─── RECORDS FOR THE TASK

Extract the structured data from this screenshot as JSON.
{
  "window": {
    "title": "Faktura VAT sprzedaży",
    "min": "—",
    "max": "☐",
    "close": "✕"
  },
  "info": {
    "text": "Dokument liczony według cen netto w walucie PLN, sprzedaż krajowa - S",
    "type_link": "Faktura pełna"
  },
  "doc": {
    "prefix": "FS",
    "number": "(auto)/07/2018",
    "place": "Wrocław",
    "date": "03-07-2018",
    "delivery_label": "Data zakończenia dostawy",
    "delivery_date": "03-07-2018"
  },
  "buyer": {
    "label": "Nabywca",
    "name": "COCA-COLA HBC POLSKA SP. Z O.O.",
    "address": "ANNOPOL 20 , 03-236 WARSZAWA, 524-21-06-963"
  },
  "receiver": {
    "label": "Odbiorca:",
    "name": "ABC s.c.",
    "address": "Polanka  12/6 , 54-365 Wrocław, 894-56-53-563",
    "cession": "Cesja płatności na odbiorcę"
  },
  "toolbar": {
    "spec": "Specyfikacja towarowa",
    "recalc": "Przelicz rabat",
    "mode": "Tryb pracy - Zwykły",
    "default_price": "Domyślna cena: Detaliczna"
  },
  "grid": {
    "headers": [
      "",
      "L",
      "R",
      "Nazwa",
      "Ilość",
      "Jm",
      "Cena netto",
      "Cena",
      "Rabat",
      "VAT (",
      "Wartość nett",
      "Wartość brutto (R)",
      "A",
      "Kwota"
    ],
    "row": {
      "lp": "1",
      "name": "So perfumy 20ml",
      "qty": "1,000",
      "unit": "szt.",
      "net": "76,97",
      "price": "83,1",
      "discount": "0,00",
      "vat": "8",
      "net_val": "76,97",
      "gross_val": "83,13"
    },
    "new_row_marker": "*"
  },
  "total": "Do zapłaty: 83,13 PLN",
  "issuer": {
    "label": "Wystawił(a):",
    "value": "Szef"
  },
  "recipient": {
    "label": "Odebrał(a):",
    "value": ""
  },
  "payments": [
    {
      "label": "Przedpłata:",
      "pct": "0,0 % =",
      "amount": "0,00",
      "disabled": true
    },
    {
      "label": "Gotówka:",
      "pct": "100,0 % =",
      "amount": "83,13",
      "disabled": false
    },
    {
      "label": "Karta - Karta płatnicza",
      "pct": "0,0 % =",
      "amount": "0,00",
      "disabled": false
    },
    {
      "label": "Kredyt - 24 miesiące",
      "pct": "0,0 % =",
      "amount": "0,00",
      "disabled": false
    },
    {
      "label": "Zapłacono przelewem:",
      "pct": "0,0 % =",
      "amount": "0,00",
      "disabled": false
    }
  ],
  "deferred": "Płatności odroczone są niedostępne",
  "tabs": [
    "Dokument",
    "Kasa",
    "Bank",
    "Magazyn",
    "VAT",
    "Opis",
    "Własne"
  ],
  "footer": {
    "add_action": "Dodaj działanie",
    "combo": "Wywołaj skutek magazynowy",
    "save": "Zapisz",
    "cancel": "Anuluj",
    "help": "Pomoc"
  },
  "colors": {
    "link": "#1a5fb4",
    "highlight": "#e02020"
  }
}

──────

** AIM OF THE EXERCISE **
Copy every line of the listing that contains the word "Wrocław".

** RESULT OF THE TASK **
    "place": "Wrocław",
    "address": "Polanka  12/6 , 54-365 Wrocław, 894-56-53-563",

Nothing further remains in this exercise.